◆ Stated exercise ◆
Each line below is to be written out in full, exactly as shown.

◆ Records provided ◆

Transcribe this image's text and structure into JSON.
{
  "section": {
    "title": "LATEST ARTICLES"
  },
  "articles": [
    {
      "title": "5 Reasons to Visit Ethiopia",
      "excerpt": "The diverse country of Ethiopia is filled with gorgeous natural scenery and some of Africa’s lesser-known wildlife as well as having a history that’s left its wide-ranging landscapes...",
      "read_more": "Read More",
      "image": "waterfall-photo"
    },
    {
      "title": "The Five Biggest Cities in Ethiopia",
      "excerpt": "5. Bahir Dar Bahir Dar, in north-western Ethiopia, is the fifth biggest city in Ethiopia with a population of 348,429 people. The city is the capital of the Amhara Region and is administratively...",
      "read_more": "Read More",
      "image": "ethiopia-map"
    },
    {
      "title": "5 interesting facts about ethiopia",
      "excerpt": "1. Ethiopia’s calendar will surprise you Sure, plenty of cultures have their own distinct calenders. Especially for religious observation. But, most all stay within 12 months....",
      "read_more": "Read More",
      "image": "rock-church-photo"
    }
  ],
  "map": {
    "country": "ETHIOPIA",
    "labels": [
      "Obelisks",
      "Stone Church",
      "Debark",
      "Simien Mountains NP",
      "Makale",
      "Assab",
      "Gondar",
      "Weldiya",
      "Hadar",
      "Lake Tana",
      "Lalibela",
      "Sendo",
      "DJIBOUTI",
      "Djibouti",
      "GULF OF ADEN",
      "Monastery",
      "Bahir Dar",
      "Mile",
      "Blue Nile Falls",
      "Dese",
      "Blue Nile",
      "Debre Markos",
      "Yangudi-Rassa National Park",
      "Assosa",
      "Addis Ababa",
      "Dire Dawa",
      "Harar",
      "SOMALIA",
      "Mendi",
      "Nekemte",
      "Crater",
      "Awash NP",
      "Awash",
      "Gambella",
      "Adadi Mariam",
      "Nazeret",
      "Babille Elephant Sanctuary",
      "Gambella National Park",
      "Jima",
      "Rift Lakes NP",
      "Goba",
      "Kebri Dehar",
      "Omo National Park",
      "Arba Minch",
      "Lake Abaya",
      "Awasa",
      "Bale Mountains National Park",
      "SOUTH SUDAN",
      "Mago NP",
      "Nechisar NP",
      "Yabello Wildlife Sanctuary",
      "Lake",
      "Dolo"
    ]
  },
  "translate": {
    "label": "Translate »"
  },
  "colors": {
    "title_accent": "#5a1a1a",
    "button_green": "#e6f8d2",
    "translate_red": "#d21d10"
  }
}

◆ Final result ◆
Transcribe this image's text and structure into JSON.
{
  "section": {
    "title": "LATEST ARTICLES"
  },
  "articles": [
    {
      "title": "5 Reasons to Visit Ethiopia",
      "excerpt": "The diverse country of Ethiopia is filled with gorgeous natural scenery and some of Africa’s lesser-known wildlife as well as having a history that’s left its wide-ranging landscapes...",
      "read_more": "Read More",
      "image": "waterfall-photo"
    },
    {
      "title": "The Five Biggest Cities in Ethiopia",
      "excerpt": "5. Bahir Dar Bahir Dar, in north-western Ethiopia, is the fifth biggest city in Ethiopia with a population of 348,429 people. The city is the capital of the Amhara Region and is administratively...",
      "read_more": "Read More",
      "image": "ethiopia-map"
    },
    {
      "title": "5 interesting facts about ethiopia",
      "excerpt": "1. Ethiopia’s calendar will surprise you Sure, plenty of cultures have their own distinct calenders. Especially for religious observation. But, most all stay within 12 months....",
      "read_more": "Read More",
      "image": "rock-church-photo"
    }
  ],
  "map": {
    "country": "ETHIOPIA",
    "labels": [
      "Obelisks",
      "Stone Church",
      "Debark",
      "Simien Mountains NP",
      "Makale",
      "Assab",
      "Gondar",
      "Weldiya",
      "Hadar",
      "Lake Tana",
      "Lalibela",
      "Sendo",
      "DJIBOUTI",
      "Djibouti",
      "GULF OF ADEN",
      "Monastery",
      "Bahir Dar",
      "Mile",
      "Blue Nile Falls",
      "Dese",
      "Blue Nile",
      "Debre Markos",
      "Yangudi-Rassa National Park",
      "Assosa",
      "Addis Ababa",
      "Dire Dawa",
      "Harar",
      "SOMALIA",
      "Mendi",
      "Nekemte",
      "Crater",
      "Awash NP",
      "Awash",
      "Gambella",
      "Adadi Mariam",
      "Nazeret",
      "Babille Elephant Sanctuary",
      "Gambella National Park",
      "Jima",
      "Rift Lakes NP",
      "Goba",
      "Kebri Dehar",
      "Omo National Park",
      "Arba Minch",
      "Lake Abaya",
      "Awasa",
      "Bale Mountains National Park",
      "SOUTH SUDAN",
      "Mago NP",
      "Nechisar NP",
      "Yabello Wildlife Sanctuary",
      "Lake",
      "Dolo"
    ]
  },
  "translate": {
    "label": "Translate »"
  },
  "colors": {
    "title_accent": "#5a1a1a",
    "button_green": "#e6f8d2",
    "translate_red": "#d21d10"
  }
}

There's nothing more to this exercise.